Every line below must be reproduced exactly. Copy them all.

● DATA FOR PROCESSING:
────────────────────

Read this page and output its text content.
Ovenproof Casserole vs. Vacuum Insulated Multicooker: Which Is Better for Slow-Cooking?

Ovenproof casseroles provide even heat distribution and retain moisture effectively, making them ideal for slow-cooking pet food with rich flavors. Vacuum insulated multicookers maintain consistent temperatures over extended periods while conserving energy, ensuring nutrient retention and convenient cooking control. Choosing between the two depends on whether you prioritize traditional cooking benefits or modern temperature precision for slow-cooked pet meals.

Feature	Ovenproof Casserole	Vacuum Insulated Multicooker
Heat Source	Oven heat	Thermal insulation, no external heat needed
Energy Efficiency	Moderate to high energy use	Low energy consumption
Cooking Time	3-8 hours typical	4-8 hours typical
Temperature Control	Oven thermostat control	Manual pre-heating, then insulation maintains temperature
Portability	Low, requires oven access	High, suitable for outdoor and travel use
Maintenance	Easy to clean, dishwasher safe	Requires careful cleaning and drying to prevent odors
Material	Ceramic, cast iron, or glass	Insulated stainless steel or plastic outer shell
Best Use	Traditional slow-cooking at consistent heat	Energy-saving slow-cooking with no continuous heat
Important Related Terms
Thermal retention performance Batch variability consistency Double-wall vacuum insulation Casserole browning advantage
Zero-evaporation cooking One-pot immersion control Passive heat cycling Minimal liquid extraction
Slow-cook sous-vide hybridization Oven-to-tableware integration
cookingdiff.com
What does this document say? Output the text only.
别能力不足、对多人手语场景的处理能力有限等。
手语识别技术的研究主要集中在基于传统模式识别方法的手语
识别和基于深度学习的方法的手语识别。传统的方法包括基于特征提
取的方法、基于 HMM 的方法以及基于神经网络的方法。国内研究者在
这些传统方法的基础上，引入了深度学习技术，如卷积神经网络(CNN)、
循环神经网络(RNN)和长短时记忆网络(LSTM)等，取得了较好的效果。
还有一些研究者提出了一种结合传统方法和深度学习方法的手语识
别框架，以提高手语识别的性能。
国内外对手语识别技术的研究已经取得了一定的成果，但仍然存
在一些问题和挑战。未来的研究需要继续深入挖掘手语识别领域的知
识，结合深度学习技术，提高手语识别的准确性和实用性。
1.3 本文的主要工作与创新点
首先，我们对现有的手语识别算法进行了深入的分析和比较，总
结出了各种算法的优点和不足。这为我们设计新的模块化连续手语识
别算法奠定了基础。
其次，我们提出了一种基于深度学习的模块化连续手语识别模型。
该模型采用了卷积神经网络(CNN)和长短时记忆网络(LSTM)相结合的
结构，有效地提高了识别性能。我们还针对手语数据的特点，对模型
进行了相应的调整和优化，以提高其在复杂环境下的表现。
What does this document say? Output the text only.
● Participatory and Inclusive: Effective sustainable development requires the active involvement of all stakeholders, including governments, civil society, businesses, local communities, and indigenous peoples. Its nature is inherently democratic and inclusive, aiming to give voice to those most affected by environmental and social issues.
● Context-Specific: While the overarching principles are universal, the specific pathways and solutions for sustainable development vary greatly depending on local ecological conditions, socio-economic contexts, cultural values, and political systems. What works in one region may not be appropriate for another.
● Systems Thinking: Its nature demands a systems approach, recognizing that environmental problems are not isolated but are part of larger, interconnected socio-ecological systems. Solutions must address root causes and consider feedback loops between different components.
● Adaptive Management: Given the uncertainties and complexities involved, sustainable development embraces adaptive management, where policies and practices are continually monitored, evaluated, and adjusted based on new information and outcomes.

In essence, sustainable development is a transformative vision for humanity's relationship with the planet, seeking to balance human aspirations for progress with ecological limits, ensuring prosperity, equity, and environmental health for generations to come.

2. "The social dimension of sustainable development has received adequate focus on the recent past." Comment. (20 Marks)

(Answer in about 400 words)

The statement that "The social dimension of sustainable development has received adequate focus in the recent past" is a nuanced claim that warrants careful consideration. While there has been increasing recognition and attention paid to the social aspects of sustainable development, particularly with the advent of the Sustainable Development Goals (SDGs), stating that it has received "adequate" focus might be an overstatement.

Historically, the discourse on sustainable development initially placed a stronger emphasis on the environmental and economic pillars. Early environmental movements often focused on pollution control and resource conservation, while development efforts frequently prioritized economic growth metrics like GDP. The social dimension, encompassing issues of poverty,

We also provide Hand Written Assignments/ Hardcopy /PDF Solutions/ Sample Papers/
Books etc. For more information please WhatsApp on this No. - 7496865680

────────────────────

● TASK SOLUTION:
Read this page and output its text content.
Ovenproof Casserole vs. Vacuum Insulated Multicooker: Which Is Better for Slow-Cooking?

Ovenproof casseroles provide even heat distribution and retain moisture effectively, making them ideal for slow-cooking pet food with rich flavors. Vacuum insulated multicookers maintain consistent temperatures over extended periods while conserving energy, ensuring nutrient retention and convenient cooking control. Choosing between the two depends on whether you prioritize traditional cooking benefits or modern temperature precision for slow-cooked pet meals.

Feature	Ovenproof Casserole	Vacuum Insulated Multicooker
Heat Source	Oven heat	Thermal insulation, no external heat needed
Energy Efficiency	Moderate to high energy use	Low energy consumption
Cooking Time	3-8 hours typical	4-8 hours typical
Temperature Control	Oven thermostat control	Manual pre-heating, then insulation maintains temperature
Portability	Low, requires oven access	High, suitable for outdoor and travel use
Maintenance	Easy to clean, dishwasher safe	Requires careful cleaning and drying to prevent odors
Material	Ceramic, cast iron, or glass	Insulated stainless steel or plastic outer shell
Best Use	Traditional slow-cooking at consistent heat	Energy-saving slow-cooking with no continuous heat
Important Related Terms
Thermal retention performance Batch variability consistency Double-wall vacuum insulation Casserole browning advantage
Zero-evaporation cooking One-pot immersion control Passive heat cycling Minimal liquid extraction
Slow-cook sous-vide hybridization Oven-to-tableware integration
cookingdiff.com
What does this document say? Output the text only.
别能力不足、对多人手语场景的处理能力有限等。
手语识别技术的研究主要集中在基于传统模式识别方法的手语
识别和基于深度学习的方法的手语识别。传统的方法包括基于特征提
取的方法、基于 HMM 的方法以及基于神经网络的方法。国内研究者在
这些传统方法的基础上，引入了深度学习技术，如卷积神经网络(CNN)、
循环神经网络(RNN)和长短时记忆网络(LSTM)等，取得了较好的效果。
还有一些研究者提出了一种结合传统方法和深度学习方法的手语识
别框架，以提高手语识别的性能。
国内外对手语识别技术的研究已经取得了一定的成果，但仍然存
在一些问题和挑战。未来的研究需要继续深入挖掘手语识别领域的知
识，结合深度学习技术，提高手语识别的准确性和实用性。
1.3 本文的主要工作与创新点
首先，我们对现有的手语识别算法进行了深入的分析和比较，总
结出了各种算法的优点和不足。这为我们设计新的模块化连续手语识
别算法奠定了基础。
其次，我们提出了一种基于深度学习的模块化连续手语识别模型。
该模型采用了卷积神经网络(CNN)和长短时记忆网络(LSTM)相结合的
结构，有效地提高了识别性能。我们还针对手语数据的特点，对模型
进行了相应的调整和优化，以提高其在复杂环境下的表现。
What does this document say? Output the text only.
● Participatory and Inclusive: Effective sustainable development requires the active involvement of all stakeholders, including governments, civil society, businesses, local communities, and indigenous peoples. Its nature is inherently democratic and inclusive, aiming to give voice to those most affected by environmental and social issues.
● Context-Specific: While the overarching principles are universal, the specific pathways and solutions for sustainable development vary greatly depending on local ecological conditions, socio-economic contexts, cultural values, and political systems. What works in one region may not be appropriate for another.
● Systems Thinking: Its nature demands a systems approach, recognizing that environmental problems are not isolated but are part of larger, interconnected socio-ecological systems. Solutions must address root causes and consider feedback loops between different components.
● Adaptive Management: Given the uncertainties and complexities involved, sustainable development embraces adaptive management, where policies and practices are continually monitored, evaluated, and adjusted based on new information and outcomes.

In essence, sustainable development is a transformative vision for humanity's relationship with the planet, seeking to balance human aspirations for progress with ecological limits, ensuring prosperity, equity, and environmental health for generations to come.

2. "The social dimension of sustainable development has received adequate focus on the recent past." Comment. (20 Marks)

(Answer in about 400 words)

The statement that "The social dimension of sustainable development has received adequate focus in the recent past" is a nuanced claim that warrants careful consideration. While there has been increasing recognition and attention paid to the social aspects of sustainable development, particularly with the advent of the Sustainable Development Goals (SDGs), stating that it has received "adequate" focus might be an overstatement.

Historically, the discourse on sustainable development initially placed a stronger emphasis on the environmental and economic pillars. Early environmental movements often focused on pollution control and resource conservation, while development efforts frequently prioritized economic growth metrics like GDP. The social dimension, encompassing issues of poverty,

We also provide Hand Written Assignments/ Hardcopy /PDF Solutions/ Sample Papers/
Books etc. For more information please WhatsApp on this No. - 7496865680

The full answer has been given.